— begin Dataset entries —
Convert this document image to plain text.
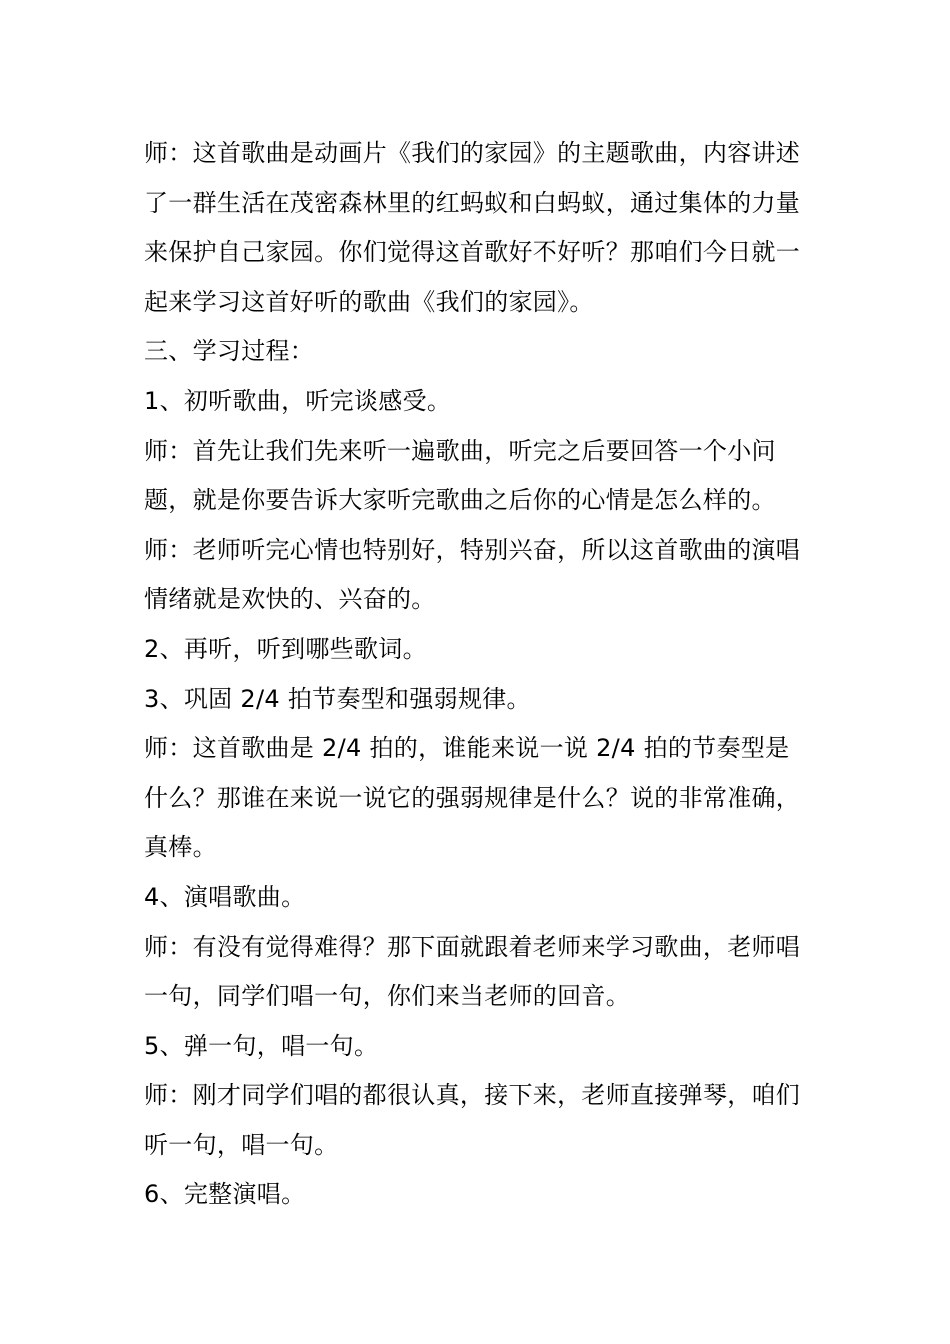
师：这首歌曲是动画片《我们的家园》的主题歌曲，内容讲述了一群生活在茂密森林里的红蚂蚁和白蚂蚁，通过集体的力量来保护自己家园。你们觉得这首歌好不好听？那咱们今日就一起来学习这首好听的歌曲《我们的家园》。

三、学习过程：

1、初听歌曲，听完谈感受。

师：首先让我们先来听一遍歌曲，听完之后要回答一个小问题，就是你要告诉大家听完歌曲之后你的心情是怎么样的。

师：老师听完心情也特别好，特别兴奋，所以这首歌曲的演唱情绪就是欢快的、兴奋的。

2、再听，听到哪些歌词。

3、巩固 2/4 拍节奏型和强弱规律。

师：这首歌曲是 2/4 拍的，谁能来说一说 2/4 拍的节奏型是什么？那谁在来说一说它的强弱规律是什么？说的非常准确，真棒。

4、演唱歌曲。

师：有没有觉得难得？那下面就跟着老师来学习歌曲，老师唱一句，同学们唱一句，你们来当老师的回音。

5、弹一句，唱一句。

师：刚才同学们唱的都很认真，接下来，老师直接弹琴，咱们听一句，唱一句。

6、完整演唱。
— end Dataset entries —
| Aim of the exercise |
Copy the records above exactly, leaving out every picture.

| Result of the task |
Convert this document image to plain text.
师：这首歌曲是动画片《我们的家园》的主题歌曲，内容讲述了一群生活在茂密森林里的红蚂蚁和白蚂蚁，通过集体的力量来保护自己家园。你们觉得这首歌好不好听？那咱们今日就一起来学习这首好听的歌曲《我们的家园》。

三、学习过程：

1、初听歌曲，听完谈感受。

师：首先让我们先来听一遍歌曲，听完之后要回答一个小问题，就是你要告诉大家听完歌曲之后你的心情是怎么样的。

师：老师听完心情也特别好，特别兴奋，所以这首歌曲的演唱情绪就是欢快的、兴奋的。

2、再听，听到哪些歌词。

3、巩固 2/4 拍节奏型和强弱规律。

师：这首歌曲是 2/4 拍的，谁能来说一说 2/4 拍的节奏型是什么？那谁在来说一说它的强弱规律是什么？说的非常准确，真棒。

4、演唱歌曲。

师：有没有觉得难得？那下面就跟着老师来学习歌曲，老师唱一句，同学们唱一句，你们来当老师的回音。

5、弹一句，唱一句。

师：刚才同学们唱的都很认真，接下来，老师直接弹琴，咱们听一句，唱一句。

6、完整演唱。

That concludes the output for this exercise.